**Source document**
I did not get dmesg outupt, since I only read the log after rebooting. I will try to reproduce the crash and report back.
Comment 94 Alex Deucher 2013-08-13 12:58:20 UTC
(In reply to comment #92)
> The bug is still not fixed.
> Been using Radeon 3650 with dpm, and now running rc5.
> 
> Everything went well until I had a reboot due to a NOD32 install.
> That time I encountered the white screen of death once again.
> 
> Can I gather any more debug info somehow Alex?
> (I use a total non-debug kernel that I compiled but I can prepare one full
> debug version if you would like.)

Can you try disabling additional dpm features as per previoous comments?  e.g,

diff --git a/drivers/gpu/drm/radeon/rv6xx_dpm.c b/drivers/gpu/drm/radeon/rv6xx_dpm.c
index bdd888b..ad17ae8 100644
--- a/drivers/gpu/drm/radeon/rv6xx_dpm.c
+++ b/drivers/gpu/drm/radeon/rv6xx_dpm.c
@@ -1982,10 +1982,10 @@ int rv6xx_dpm_init(struct radeon_device *rdev)

**Information supplied**
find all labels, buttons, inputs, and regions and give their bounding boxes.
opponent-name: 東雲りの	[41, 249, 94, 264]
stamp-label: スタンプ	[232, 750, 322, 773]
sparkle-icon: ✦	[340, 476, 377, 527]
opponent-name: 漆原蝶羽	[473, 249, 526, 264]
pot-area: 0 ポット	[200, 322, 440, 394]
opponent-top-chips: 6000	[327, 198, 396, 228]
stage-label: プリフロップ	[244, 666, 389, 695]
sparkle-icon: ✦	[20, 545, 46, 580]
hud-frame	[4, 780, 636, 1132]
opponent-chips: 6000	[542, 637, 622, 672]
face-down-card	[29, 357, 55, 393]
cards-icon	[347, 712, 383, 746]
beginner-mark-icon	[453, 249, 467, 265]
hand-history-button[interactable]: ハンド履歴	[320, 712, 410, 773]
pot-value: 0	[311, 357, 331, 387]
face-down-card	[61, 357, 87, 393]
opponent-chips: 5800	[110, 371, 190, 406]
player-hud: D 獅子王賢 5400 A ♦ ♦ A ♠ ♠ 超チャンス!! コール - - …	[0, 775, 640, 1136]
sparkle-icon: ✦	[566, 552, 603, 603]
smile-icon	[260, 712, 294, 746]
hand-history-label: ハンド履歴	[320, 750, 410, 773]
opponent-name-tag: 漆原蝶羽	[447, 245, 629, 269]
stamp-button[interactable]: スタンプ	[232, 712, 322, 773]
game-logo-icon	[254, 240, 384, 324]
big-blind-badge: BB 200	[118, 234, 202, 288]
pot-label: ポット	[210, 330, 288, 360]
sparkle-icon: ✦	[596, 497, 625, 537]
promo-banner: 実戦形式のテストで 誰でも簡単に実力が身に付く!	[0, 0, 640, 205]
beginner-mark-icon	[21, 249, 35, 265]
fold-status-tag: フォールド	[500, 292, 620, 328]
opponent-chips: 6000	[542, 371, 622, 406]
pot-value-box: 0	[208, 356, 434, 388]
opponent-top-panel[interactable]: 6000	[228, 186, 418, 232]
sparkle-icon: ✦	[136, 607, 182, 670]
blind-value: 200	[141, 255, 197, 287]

**Objective 1**
From the Radeon bug report thread, list each sentence quoted from comment #92, leaving out the leading quote markers.
**Objective 2**
Reproduce the Radeon bug report thread word for word from "I did not get" up to and including "you would like.)".
**Objective 3**
Pick up the Radeon bug report thread from its last line and keep writing.

**Answer 1**
- The bug is still not fixed.
- Been using Radeon 3650 with dpm, and now running rc5.
- Everything went well until I had a reboot due to a NOD32 install.
- That time I encountered the white screen of death once again.
- Can I gather any more debug info somehow Alex?
- (I use a total non-debug kernel that I compiled but I can prepare one full debug version if you would like.)

**Answer 2**
I did not get dmesg outupt, since I only read the log after rebooting. I will try to reproduce the crash and report back.
Comment 94 Alex Deucher 2013-08-13 12:58:20 UTC
(In reply to comment #92)
> The bug is still not fixed.
> Been using Radeon 3650 with dpm, and now running rc5.
> 
> Everything went well until I had a reboot due to a NOD32 install.
> That time I encountered the white screen of death once again.
> 
> Can I gather any more debug info somehow Alex?
> (I use a total non-debug kernel that I compiled but I can prepare one full
> debug version if you would like.)

**Answer 3**
        else
                pi->fb_div_scale = 0;
 
-       pi->voltage_control =
-               radeon_atom_is_voltage_gpio(rdev, SET_VOLTAGE_TYPE_ASIC_VDDC, 0);
+       pi->voltage_control = false;
+//             radeon_atom_is_voltage_gpio(rdev, SET_VOLTAGE_TYPE_ASIC_VDDC, 0);
 
-       pi->gfx_clock_gating = true;
+       pi->gfx_clock_gating = false;
 
        pi->sclk_ss = radeon_atombios_get_asic_ss_info(rdev, &ss,
                                                       ASIC_INTERNAL_ENGINE_SS, 0);
@@ -1994,13 +1994,14 @@ int rv6xx_dpm_init(struct radeon_device *rdev)
 
        /* Disable sclk ss, causes hangs on a lot of systems */
        pi->sclk_ss = false;
+       pi->mclk_ss = false;
 
        if (pi->sclk_ss || pi->mclk_ss)
                pi->dynamic_ss = true;
        else
                pi->dynamic_ss = false;
 
-       pi->dynamic_pcie_gen2 = true;
+       pi->dynamic_pcie_gen2 = false;
 
        if (pi->gfx_clock_gating &&
            (rdev->pm.int_thermal_type != THERMAL_TYPE_NONE))

See if disabling any additional features helps stability on your system.

> 
> ps.: I'm not too lucky with this DPM thing. The old card dies randomly
> (WSOD), and the new one is not supported (SI). 

SI cards are supported just fine, including dpm.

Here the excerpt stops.